• What is needed: Edit the material from its first line through the line containing "source-point: [177, 195, 183, 201]", changing every "error-ellipse" to "uncertainty-ellipse" and leaving everything else unchanged.

• Given data:

⁂

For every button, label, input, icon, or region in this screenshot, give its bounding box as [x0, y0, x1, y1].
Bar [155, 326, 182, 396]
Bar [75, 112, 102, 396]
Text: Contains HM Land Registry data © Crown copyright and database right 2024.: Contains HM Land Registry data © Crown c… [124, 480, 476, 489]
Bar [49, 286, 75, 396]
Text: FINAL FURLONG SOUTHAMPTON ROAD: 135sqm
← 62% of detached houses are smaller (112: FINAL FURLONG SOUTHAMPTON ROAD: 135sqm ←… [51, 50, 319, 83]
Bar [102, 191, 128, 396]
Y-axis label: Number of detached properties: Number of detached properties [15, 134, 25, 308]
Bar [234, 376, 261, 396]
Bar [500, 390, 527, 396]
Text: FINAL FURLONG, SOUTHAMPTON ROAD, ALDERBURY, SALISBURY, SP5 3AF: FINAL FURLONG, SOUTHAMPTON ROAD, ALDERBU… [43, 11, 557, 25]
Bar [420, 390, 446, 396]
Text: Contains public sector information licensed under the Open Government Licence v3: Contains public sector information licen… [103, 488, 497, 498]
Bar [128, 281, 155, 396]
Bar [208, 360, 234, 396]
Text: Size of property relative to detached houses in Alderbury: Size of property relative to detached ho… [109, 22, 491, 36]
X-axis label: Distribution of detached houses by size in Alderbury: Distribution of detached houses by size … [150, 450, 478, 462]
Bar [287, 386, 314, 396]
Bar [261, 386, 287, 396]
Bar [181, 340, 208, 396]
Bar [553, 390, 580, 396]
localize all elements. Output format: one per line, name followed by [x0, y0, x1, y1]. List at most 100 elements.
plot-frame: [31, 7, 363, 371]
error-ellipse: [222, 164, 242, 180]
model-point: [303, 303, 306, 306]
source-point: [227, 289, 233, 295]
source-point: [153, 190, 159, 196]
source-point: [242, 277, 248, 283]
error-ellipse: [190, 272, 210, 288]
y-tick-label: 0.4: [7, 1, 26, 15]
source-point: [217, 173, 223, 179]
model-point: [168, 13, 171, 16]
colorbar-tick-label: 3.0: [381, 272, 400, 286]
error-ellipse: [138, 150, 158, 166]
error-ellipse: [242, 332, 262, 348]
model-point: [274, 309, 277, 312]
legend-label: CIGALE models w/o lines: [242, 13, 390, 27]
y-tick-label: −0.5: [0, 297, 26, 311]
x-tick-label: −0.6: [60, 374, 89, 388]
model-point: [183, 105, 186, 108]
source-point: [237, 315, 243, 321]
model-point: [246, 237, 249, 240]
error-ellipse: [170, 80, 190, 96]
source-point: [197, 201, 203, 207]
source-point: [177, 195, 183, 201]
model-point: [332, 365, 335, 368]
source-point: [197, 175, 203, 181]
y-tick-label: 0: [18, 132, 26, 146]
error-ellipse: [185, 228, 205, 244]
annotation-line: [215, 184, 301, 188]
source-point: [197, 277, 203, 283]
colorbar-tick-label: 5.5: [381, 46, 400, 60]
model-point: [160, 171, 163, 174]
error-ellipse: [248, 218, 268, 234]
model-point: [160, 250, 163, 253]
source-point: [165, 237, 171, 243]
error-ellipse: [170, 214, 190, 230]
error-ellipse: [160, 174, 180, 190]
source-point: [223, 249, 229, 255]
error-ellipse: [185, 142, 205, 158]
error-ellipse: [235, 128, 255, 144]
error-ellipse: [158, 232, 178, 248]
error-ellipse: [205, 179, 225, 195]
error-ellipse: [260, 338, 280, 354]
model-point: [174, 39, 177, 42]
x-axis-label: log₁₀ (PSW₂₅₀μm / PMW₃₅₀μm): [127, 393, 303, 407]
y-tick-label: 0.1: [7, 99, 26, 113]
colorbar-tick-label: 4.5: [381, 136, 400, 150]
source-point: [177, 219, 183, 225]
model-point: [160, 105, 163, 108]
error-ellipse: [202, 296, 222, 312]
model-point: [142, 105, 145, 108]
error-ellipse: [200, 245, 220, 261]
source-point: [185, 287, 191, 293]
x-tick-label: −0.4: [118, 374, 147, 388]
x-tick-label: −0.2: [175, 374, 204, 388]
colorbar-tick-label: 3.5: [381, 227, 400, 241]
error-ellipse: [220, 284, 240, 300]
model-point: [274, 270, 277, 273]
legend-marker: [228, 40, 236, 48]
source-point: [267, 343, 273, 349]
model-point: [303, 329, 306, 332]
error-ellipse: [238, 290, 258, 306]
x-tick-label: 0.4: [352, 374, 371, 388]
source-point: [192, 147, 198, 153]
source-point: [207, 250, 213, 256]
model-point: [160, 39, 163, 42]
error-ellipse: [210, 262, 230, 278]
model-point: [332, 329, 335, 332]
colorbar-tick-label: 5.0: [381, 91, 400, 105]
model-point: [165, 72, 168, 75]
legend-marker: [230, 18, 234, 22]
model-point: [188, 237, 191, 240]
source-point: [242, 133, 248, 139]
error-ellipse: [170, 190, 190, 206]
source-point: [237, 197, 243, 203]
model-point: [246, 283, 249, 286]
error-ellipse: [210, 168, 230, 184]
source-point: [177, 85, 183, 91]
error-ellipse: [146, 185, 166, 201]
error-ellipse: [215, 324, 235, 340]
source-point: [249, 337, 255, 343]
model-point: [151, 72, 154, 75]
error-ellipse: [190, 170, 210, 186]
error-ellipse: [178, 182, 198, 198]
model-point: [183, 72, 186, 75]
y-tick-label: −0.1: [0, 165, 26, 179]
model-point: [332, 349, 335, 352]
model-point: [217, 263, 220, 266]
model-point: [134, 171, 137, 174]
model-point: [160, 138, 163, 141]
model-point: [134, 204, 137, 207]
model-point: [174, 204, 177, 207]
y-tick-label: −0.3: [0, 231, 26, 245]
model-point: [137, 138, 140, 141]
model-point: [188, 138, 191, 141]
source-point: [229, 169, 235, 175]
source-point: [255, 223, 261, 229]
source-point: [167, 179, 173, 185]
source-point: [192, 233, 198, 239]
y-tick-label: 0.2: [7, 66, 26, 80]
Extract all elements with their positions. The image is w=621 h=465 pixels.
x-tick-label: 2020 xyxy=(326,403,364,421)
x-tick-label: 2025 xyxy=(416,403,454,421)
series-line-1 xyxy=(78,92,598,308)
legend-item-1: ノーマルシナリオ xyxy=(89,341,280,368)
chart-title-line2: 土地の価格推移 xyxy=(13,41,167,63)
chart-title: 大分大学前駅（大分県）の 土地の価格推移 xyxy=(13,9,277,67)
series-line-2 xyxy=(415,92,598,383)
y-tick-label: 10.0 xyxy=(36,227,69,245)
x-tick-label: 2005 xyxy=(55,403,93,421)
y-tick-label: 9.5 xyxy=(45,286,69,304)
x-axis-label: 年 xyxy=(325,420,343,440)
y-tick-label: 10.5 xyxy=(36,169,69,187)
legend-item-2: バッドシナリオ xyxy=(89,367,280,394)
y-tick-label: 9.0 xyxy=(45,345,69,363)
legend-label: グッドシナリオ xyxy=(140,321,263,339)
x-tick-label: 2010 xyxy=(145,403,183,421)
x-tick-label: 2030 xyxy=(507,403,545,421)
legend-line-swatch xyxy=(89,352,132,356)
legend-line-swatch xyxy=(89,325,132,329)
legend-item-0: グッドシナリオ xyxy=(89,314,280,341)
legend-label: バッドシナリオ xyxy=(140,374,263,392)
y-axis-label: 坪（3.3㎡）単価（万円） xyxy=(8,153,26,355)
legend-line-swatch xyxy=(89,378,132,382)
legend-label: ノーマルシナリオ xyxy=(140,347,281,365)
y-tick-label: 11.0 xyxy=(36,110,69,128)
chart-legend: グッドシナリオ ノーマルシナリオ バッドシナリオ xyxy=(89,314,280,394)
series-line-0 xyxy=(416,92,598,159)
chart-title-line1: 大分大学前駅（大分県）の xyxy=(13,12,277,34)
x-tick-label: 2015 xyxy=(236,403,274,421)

⁂

• Full answer:
For every button, label, input, icon, or region in this screenshot, give its bounding box as [x0, y0, x1, y1].
Bar [155, 326, 182, 396]
Bar [75, 112, 102, 396]
Text: Contains HM Land Registry data © Crown copyright and database right 2024.: Contains HM Land Registry data © Crown c… [124, 480, 476, 489]
Bar [49, 286, 75, 396]
Text: FINAL FURLONG SOUTHAMPTON ROAD: 135sqm
← 62% of detached houses are smaller (112: FINAL FURLONG SOUTHAMPTON ROAD: 135sqm ←… [51, 50, 319, 83]
Bar [102, 191, 128, 396]
Y-axis label: Number of detached properties: Number of detached properties [15, 134, 25, 308]
Bar [234, 376, 261, 396]
Bar [500, 390, 527, 396]
Text: FINAL FURLONG, SOUTHAMPTON ROAD, ALDERBURY, SALISBURY, SP5 3AF: FINAL FURLONG, SOUTHAMPTON ROAD, ALDERBU… [43, 11, 557, 25]
Bar [420, 390, 446, 396]
Text: Contains public sector information licensed under the Open Government Licence v3: Contains public sector information licen… [103, 488, 497, 498]
Bar [128, 281, 155, 396]
Bar [208, 360, 234, 396]
Text: Size of property relative to detached houses in Alderbury: Size of property relative to detached ho… [109, 22, 491, 36]
X-axis label: Distribution of detached houses by size in Alderbury: Distribution of detached houses by size … [150, 450, 478, 462]
Bar [287, 386, 314, 396]
Bar [261, 386, 287, 396]
Bar [181, 340, 208, 396]
Bar [553, 390, 580, 396]
localize all elements. Output format: one per line, name followed by [x0, y0, x1, y1]. List at most 100 elements.
plot-frame: [31, 7, 363, 371]
uncertainty-ellipse: [222, 164, 242, 180]
model-point: [303, 303, 306, 306]
source-point: [227, 289, 233, 295]
source-point: [153, 190, 159, 196]
source-point: [242, 277, 248, 283]
uncertainty-ellipse: [190, 272, 210, 288]
y-tick-label: 0.4: [7, 1, 26, 15]
source-point: [217, 173, 223, 179]
model-point: [168, 13, 171, 16]
colorbar-tick-label: 3.0: [381, 272, 400, 286]
uncertainty-ellipse: [138, 150, 158, 166]
uncertainty-ellipse: [242, 332, 262, 348]
model-point: [274, 309, 277, 312]
legend-label: CIGALE models w/o lines: [242, 13, 390, 27]
y-tick-label: −0.5: [0, 297, 26, 311]
x-tick-label: −0.6: [60, 374, 89, 388]
model-point: [183, 105, 186, 108]
source-point: [237, 315, 243, 321]
model-point: [246, 237, 249, 240]
uncertainty-ellipse: [170, 80, 190, 96]
source-point: [197, 201, 203, 207]
source-point: [177, 195, 183, 201]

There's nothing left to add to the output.